# [DATA LINES]

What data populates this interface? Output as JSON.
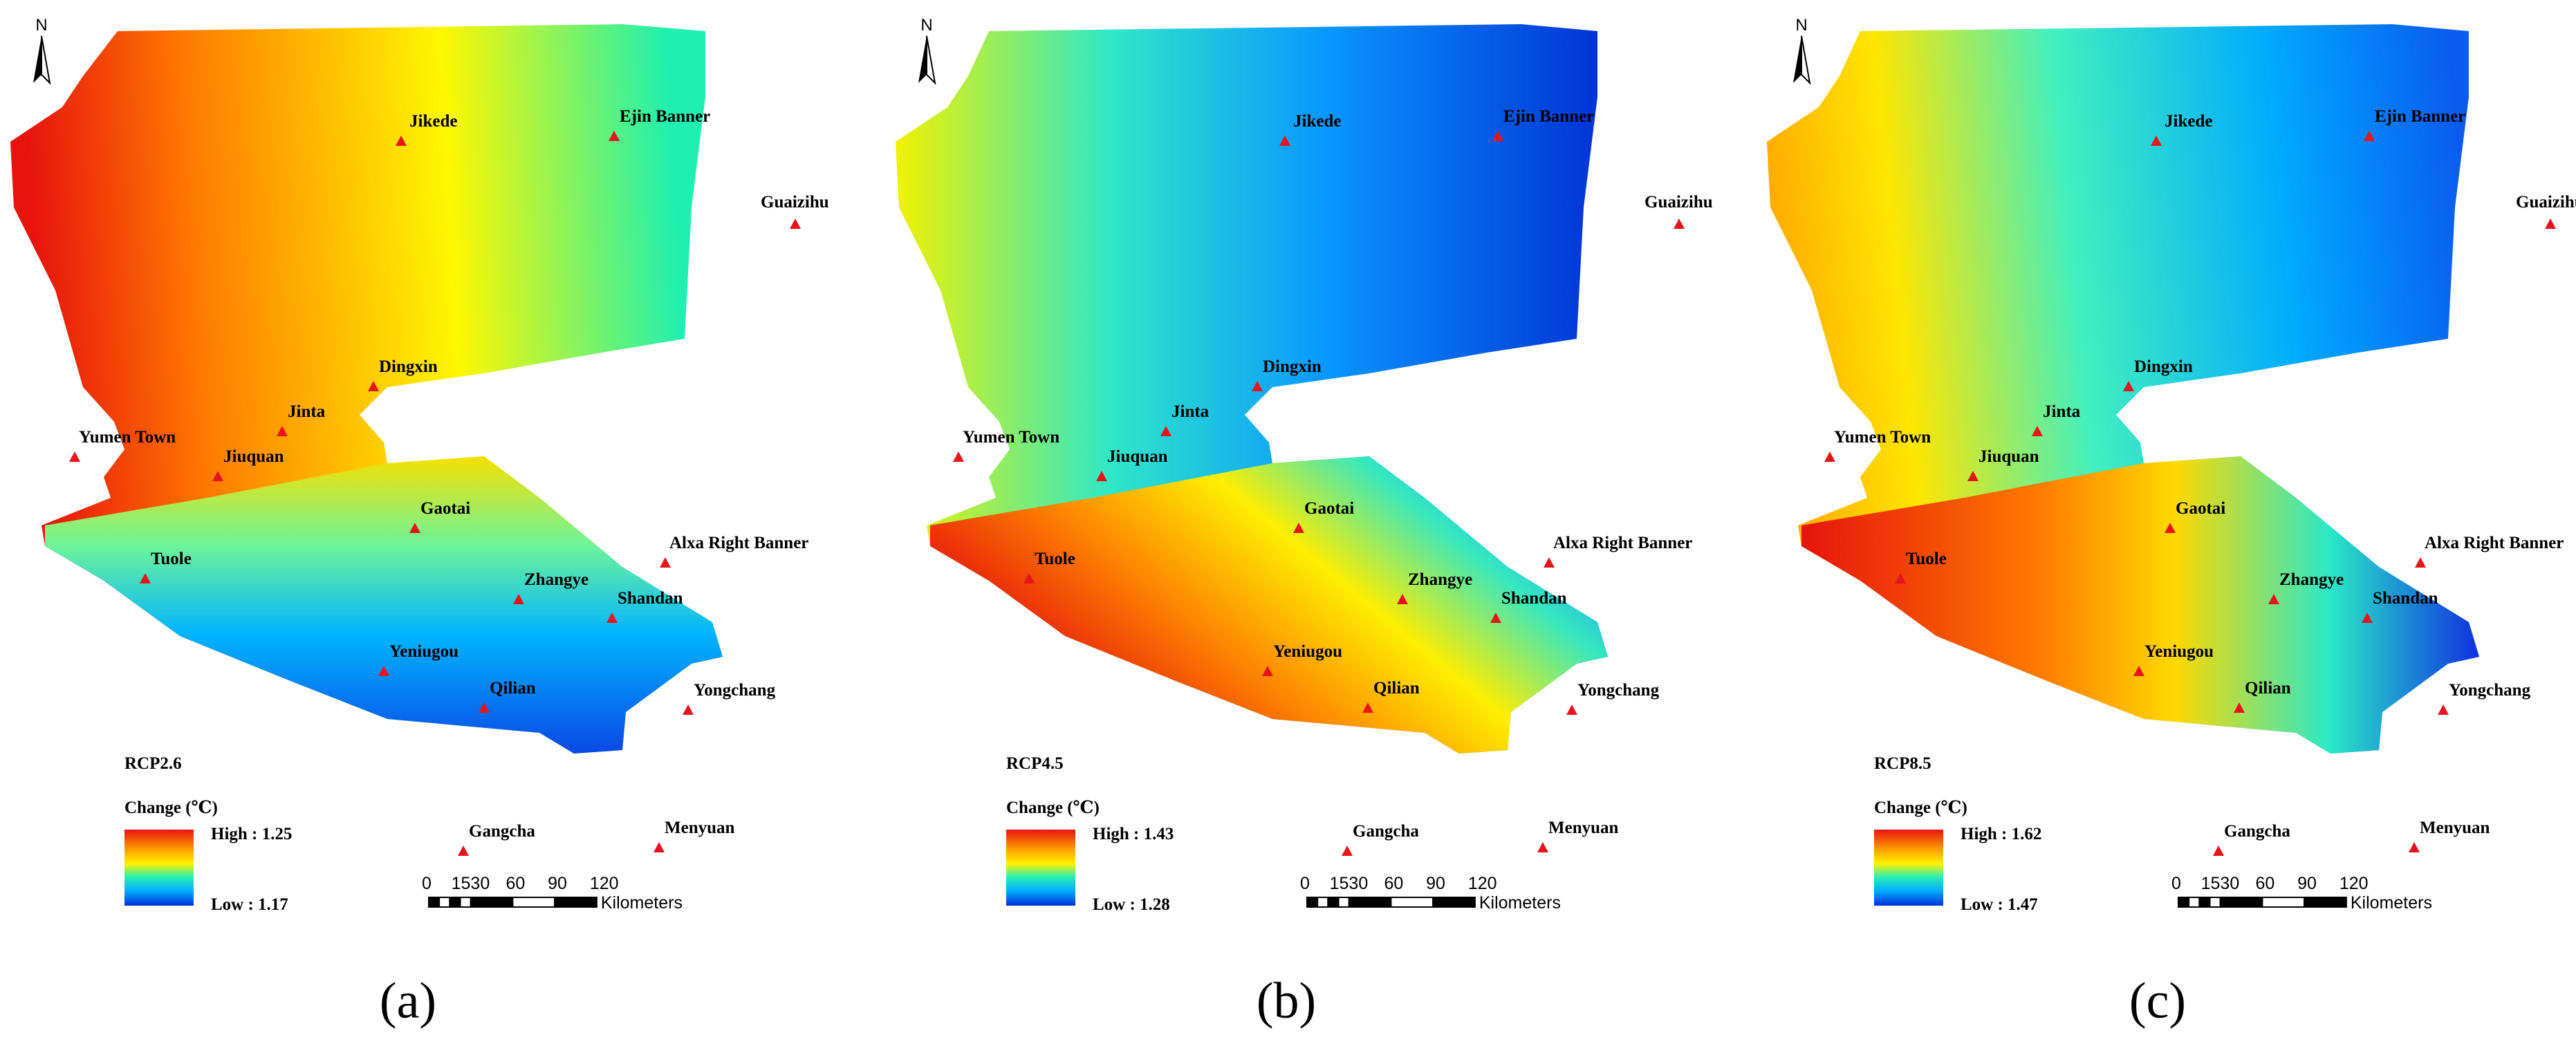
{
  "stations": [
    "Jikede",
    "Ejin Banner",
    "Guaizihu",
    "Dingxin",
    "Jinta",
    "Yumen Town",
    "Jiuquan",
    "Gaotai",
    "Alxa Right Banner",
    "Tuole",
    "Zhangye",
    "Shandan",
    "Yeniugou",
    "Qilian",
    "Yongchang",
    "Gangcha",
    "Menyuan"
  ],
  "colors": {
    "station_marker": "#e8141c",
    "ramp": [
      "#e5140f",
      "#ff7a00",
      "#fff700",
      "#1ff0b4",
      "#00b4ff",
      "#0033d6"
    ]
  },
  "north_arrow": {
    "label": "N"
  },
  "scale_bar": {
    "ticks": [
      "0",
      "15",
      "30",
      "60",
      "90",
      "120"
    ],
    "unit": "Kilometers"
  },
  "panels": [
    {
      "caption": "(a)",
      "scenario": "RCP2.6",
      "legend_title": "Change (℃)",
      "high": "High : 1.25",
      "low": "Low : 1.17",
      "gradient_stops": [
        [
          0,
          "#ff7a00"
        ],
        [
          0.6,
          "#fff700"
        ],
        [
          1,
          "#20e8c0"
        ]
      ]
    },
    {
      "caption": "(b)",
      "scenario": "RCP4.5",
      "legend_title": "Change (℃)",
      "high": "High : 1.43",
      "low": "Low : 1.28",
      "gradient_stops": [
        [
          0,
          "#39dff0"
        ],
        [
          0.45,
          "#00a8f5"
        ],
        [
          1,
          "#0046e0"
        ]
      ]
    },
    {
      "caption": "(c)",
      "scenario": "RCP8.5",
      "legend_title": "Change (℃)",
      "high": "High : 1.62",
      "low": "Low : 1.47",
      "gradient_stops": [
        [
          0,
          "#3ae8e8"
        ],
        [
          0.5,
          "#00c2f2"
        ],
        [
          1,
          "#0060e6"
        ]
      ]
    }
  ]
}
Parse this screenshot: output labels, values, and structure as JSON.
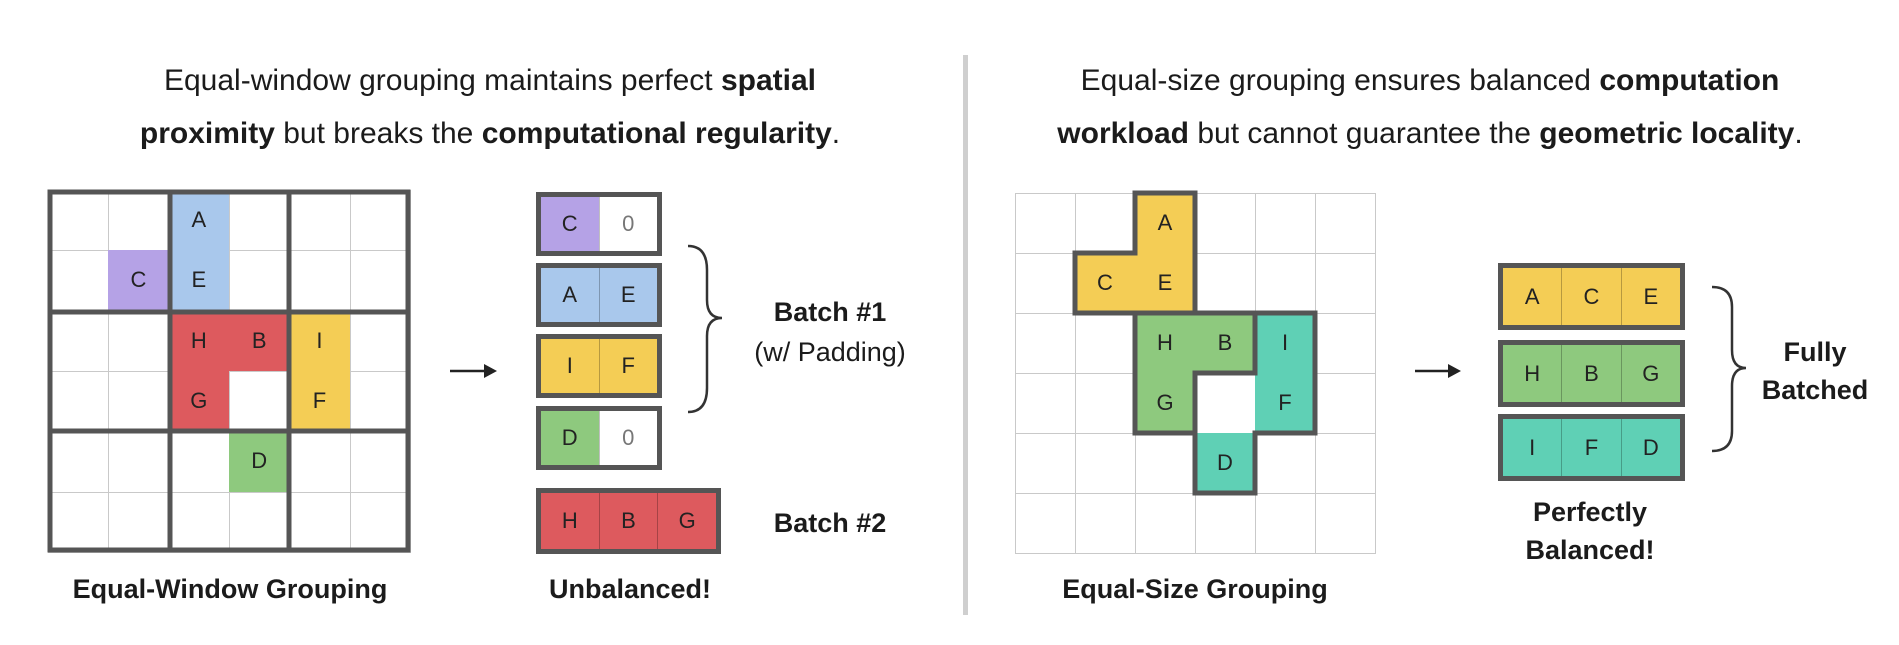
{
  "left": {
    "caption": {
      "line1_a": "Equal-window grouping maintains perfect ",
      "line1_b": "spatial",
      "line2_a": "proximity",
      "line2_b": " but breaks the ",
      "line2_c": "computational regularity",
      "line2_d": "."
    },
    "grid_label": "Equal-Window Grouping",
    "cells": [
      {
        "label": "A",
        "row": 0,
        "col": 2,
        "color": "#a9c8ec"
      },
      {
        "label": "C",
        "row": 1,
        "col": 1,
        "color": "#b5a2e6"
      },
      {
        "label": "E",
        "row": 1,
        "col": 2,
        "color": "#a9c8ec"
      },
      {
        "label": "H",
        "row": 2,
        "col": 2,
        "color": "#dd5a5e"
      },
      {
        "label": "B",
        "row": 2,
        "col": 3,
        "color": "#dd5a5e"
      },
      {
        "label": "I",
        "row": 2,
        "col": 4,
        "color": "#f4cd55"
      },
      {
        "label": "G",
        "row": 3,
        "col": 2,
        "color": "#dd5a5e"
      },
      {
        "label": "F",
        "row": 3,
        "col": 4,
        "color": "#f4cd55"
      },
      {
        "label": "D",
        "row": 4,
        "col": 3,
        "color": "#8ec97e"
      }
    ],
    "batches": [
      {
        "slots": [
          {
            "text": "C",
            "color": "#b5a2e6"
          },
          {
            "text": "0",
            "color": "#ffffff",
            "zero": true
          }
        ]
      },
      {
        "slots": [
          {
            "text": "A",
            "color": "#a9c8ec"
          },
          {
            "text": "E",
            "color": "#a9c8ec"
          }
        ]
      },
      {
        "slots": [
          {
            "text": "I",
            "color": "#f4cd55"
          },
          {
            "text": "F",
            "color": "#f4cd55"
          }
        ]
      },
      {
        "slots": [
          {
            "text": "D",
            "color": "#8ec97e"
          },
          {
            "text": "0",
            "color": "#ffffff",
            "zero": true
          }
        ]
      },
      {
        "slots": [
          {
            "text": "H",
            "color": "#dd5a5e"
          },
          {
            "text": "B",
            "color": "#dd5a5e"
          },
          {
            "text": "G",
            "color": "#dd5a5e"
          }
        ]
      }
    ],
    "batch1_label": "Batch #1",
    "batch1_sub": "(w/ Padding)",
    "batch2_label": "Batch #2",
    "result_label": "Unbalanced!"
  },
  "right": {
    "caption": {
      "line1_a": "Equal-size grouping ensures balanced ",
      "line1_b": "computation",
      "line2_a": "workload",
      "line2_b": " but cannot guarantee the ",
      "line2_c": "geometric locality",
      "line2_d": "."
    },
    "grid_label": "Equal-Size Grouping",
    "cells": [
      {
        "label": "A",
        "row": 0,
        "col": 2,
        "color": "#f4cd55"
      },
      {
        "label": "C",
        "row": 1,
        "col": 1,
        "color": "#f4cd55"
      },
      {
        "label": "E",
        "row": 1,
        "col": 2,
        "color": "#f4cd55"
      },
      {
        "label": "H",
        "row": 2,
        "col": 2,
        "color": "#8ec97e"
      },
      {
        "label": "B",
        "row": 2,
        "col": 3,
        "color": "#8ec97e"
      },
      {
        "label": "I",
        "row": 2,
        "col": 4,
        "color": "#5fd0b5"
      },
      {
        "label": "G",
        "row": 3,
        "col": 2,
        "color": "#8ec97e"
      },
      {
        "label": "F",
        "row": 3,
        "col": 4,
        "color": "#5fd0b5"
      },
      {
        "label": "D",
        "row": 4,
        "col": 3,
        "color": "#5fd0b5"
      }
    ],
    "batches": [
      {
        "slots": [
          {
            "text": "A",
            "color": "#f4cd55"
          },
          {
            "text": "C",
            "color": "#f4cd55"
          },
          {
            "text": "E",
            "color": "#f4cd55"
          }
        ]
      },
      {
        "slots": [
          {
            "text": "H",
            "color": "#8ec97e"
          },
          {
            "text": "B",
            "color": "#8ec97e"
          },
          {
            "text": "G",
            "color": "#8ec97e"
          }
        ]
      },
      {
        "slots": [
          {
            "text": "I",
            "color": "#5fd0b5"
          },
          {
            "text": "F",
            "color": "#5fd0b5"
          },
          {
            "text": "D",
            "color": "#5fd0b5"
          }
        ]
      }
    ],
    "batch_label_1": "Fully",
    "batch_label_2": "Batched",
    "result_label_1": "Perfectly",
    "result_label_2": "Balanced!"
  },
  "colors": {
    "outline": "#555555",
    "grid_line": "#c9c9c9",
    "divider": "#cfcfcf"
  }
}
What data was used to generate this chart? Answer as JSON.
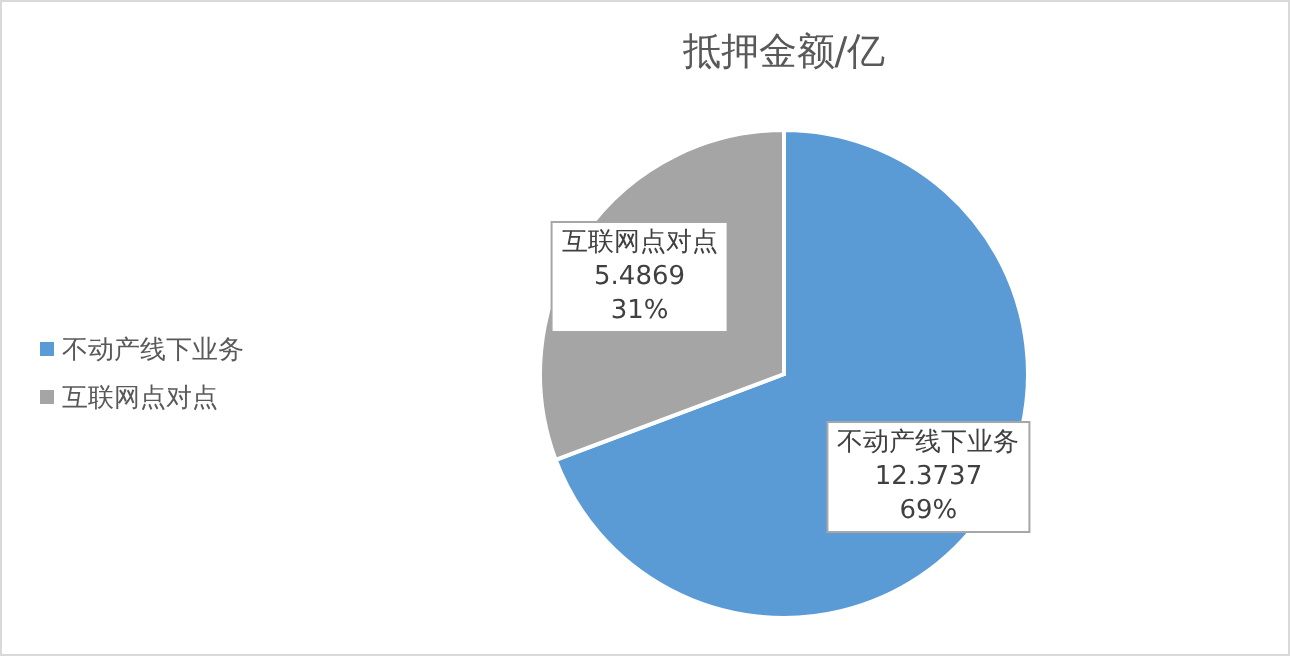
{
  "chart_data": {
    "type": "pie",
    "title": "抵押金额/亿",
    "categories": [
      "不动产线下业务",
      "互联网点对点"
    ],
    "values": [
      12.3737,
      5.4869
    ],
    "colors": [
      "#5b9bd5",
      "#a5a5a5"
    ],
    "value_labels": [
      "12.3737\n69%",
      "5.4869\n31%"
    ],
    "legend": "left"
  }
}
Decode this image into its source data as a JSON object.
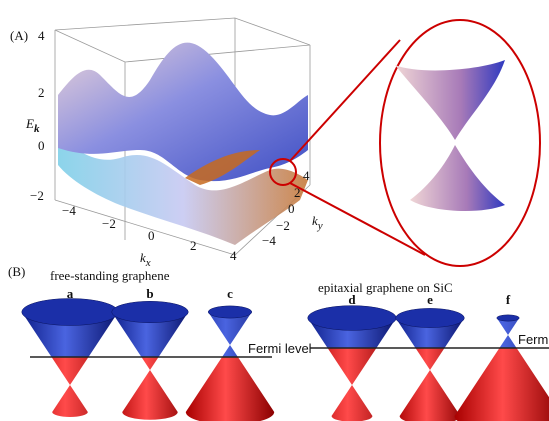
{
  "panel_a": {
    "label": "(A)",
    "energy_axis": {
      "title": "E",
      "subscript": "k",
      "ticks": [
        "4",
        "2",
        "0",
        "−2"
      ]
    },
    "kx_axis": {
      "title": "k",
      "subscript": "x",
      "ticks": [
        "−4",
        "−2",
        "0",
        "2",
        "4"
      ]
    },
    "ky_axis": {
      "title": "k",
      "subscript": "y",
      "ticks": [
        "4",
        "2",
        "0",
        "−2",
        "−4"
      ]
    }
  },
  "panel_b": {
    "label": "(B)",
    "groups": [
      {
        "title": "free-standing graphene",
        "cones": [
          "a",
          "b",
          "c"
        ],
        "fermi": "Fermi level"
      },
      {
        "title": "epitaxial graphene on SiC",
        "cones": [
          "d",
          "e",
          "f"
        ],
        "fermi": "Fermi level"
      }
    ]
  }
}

# [EXERCISE BRIEF]
Print out the whole of the material word for word, without pictures.

# [COMPLETE ANSWER]
What data populates this interface? Output as JSON.
{
  "stations": [
    "Jikede",
    "Ejin Banner",
    "Guaizihu",
    "Dingxin",
    "Jinta",
    "Yumen Town",
    "Jiuquan",
    "Gaotai",
    "Alxa Right Banner",
    "Tuole",
    "Zhangye",
    "Shandan",
    "Yeniugou",
    "Qilian",
    "Yongchang",
    "Gangcha",
    "Menyuan"
  ],
  "colors": {
    "station_marker": "#e8141c",
    "ramp": [
      "#e5140f",
      "#ff7a00",
      "#fff700",
      "#1ff0b4",
      "#00b4ff",
      "#0033d6"
    ]
  },
  "north_arrow": {
    "label": "N"
  },
  "scale_bar": {
    "ticks": [
      "0",
      "15",
      "30",
      "60",
      "90",
      "120"
    ],
    "unit": "Kilometers"
  },
  "panels": [
    {
      "caption": "(a)",
      "scenario": "RCP2.6",
      "legend_title": "Change (℃)",
      "high": "High : 1.25",
      "low": "Low : 1.17",
      "gradient_stops": [
        [
          0,
          "#ff7a00"
        ],
        [
          0.6,
          "#fff700"
        ],
        [
          1,
          "#20e8c0"
        ]
      ]
    },
    {
      "caption": "(b)",
      "scenario": "RCP4.5",
      "legend_title": "Change (℃)",
      "high": "High : 1.43",
      "low": "Low : 1.28",
      "gradient_stops": [
        [
          0,
          "#39dff0"
        ],
        [
          0.45,
          "#00a8f5"
        ],
        [
          1,
          "#0046e0"
        ]
      ]
    },
    {
      "caption": "(c)",
      "scenario": "RCP8.5",
      "legend_title": "Change (℃)",
      "high": "High : 1.62",
      "low": "Low : 1.47",
      "gradient_stops": [
        [
          0,
          "#3ae8e8"
        ],
        [
          0.5,
          "#00c2f2"
        ],
        [
          1,
          "#0060e6"
        ]
      ]
    }
  ]
}
Parse this screenshot: output labels, values, and structure as JSON.
{
  "left": {
    "caption": {
      "line1_a": "Equal-window grouping maintains perfect ",
      "line1_b": "spatial",
      "line2_a": "proximity",
      "line2_b": " but breaks the ",
      "line2_c": "computational regularity",
      "line2_d": "."
    },
    "grid_label": "Equal-Window Grouping",
    "cells": [
      {
        "label": "A",
        "row": 0,
        "col": 2,
        "color": "#a9c8ec"
      },
      {
        "label": "C",
        "row": 1,
        "col": 1,
        "color": "#b5a2e6"
      },
      {
        "label": "E",
        "row": 1,
        "col": 2,
        "color": "#a9c8ec"
      },
      {
        "label": "H",
        "row": 2,
        "col": 2,
        "color": "#dd5a5e"
      },
      {
        "label": "B",
        "row": 2,
        "col": 3,
        "color": "#dd5a5e"
      },
      {
        "label": "I",
        "row": 2,
        "col": 4,
        "color": "#f4cd55"
      },
      {
        "label": "G",
        "row": 3,
        "col": 2,
        "color": "#dd5a5e"
      },
      {
        "label": "F",
        "row": 3,
        "col": 4,
        "color": "#f4cd55"
      },
      {
        "label": "D",
        "row": 4,
        "col": 3,
        "color": "#8ec97e"
      }
    ],
    "batches": [
      {
        "slots": [
          {
            "text": "C",
            "color": "#b5a2e6"
          },
          {
            "text": "0",
            "color": "#ffffff",
            "zero": true
          }
        ]
      },
      {
        "slots": [
          {
            "text": "A",
            "color": "#a9c8ec"
          },
          {
            "text": "E",
            "color": "#a9c8ec"
          }
        ]
      },
      {
        "slots": [
          {
            "text": "I",
            "color": "#f4cd55"
          },
          {
            "text": "F",
            "color": "#f4cd55"
          }
        ]
      },
      {
        "slots": [
          {
            "text": "D",
            "color": "#8ec97e"
          },
          {
            "text": "0",
            "color": "#ffffff",
            "zero": true
          }
        ]
      },
      {
        "slots": [
          {
            "text": "H",
            "color": "#dd5a5e"
          },
          {
            "text": "B",
            "color": "#dd5a5e"
          },
          {
            "text": "G",
            "color": "#dd5a5e"
          }
        ]
      }
    ],
    "batch1_label": "Batch #1",
    "batch1_sub": "(w/ Padding)",
    "batch2_label": "Batch #2",
    "result_label": "Unbalanced!"
  },
  "right": {
    "caption": {
      "line1_a": "Equal-size grouping ensures balanced ",
      "line1_b": "computation",
      "line2_a": "workload",
      "line2_b": " but cannot guarantee the ",
      "line2_c": "geometric locality",
      "line2_d": "."
    },
    "grid_label": "Equal-Size Grouping",
    "cells": [
      {
        "label": "A",
        "row": 0,
        "col": 2,
        "color": "#f4cd55"
      },
      {
        "label": "C",
        "row": 1,
        "col": 1,
        "color": "#f4cd55"
      },
      {
        "label": "E",
        "row": 1,
        "col": 2,
        "color": "#f4cd55"
      },
      {
        "label": "H",
        "row": 2,
        "col": 2,
        "color": "#8ec97e"
      },
      {
        "label": "B",
        "row": 2,
        "col": 3,
        "color": "#8ec97e"
      },
      {
        "label": "I",
        "row": 2,
        "col": 4,
        "color": "#5fd0b5"
      },
      {
        "label": "G",
        "row": 3,
        "col": 2,
        "color": "#8ec97e"
      },
      {
        "label": "F",
        "row": 3,
        "col": 4,
        "color": "#5fd0b5"
      },
      {
        "label": "D",
        "row": 4,
        "col": 3,
        "color": "#5fd0b5"
      }
    ],
    "batches": [
      {
        "slots": [
          {
            "text": "A",
            "color": "#f4cd55"
          },
          {
            "text": "C",
            "color": "#f4cd55"
          },
          {
            "text": "E",
            "color": "#f4cd55"
          }
        ]
      },
      {
        "slots": [
          {
            "text": "H",
            "color": "#8ec97e"
          },
          {
            "text": "B",
            "color": "#8ec97e"
          },
          {
            "text": "G",
            "color": "#8ec97e"
          }
        ]
      },
      {
        "slots": [
          {
            "text": "I",
            "color": "#5fd0b5"
          },
          {
            "text": "F",
            "color": "#5fd0b5"
          },
          {
            "text": "D",
            "color": "#5fd0b5"
          }
        ]
      }
    ],
    "batch_label_1": "Fully",
    "batch_label_2": "Batched",
    "result_label_1": "Perfectly",
    "result_label_2": "Balanced!"
  },
  "colors": {
    "outline": "#555555",
    "grid_line": "#c9c9c9",
    "divider": "#cfcfcf"
  }
}
What data was used to generate this chart? Answer as JSON.
{
  "chart_data": {
    "type": "pie",
    "title": "抵押金额/亿",
    "categories": [
      "不动产线下业务",
      "互联网点对点"
    ],
    "values": [
      12.3737,
      5.4869
    ],
    "colors": [
      "#5b9bd5",
      "#a5a5a5"
    ],
    "value_labels": [
      "12.3737\n69%",
      "5.4869\n31%"
    ],
    "legend": "left"
  }
}
Decode this image into its source data as a JSON object.
{
  "panel_a": {
    "label": "(A)",
    "energy_axis": {
      "title": "E",
      "subscript": "k",
      "ticks": [
        "4",
        "2",
        "0",
        "−2"
      ]
    },
    "kx_axis": {
      "title": "k",
      "subscript": "x",
      "ticks": [
        "−4",
        "−2",
        "0",
        "2",
        "4"
      ]
    },
    "ky_axis": {
      "title": "k",
      "subscript": "y",
      "ticks": [
        "4",
        "2",
        "0",
        "−2",
        "−4"
      ]
    }
  },
  "panel_b": {
    "label": "(B)",
    "groups": [
      {
        "title": "free-standing graphene",
        "cones": [
          "a",
          "b",
          "c"
        ],
        "fermi": "Fermi level"
      },
      {
        "title": "epitaxial graphene on SiC",
        "cones": [
          "d",
          "e",
          "f"
        ],
        "fermi": "Fermi level"
      }
    ]
  }
}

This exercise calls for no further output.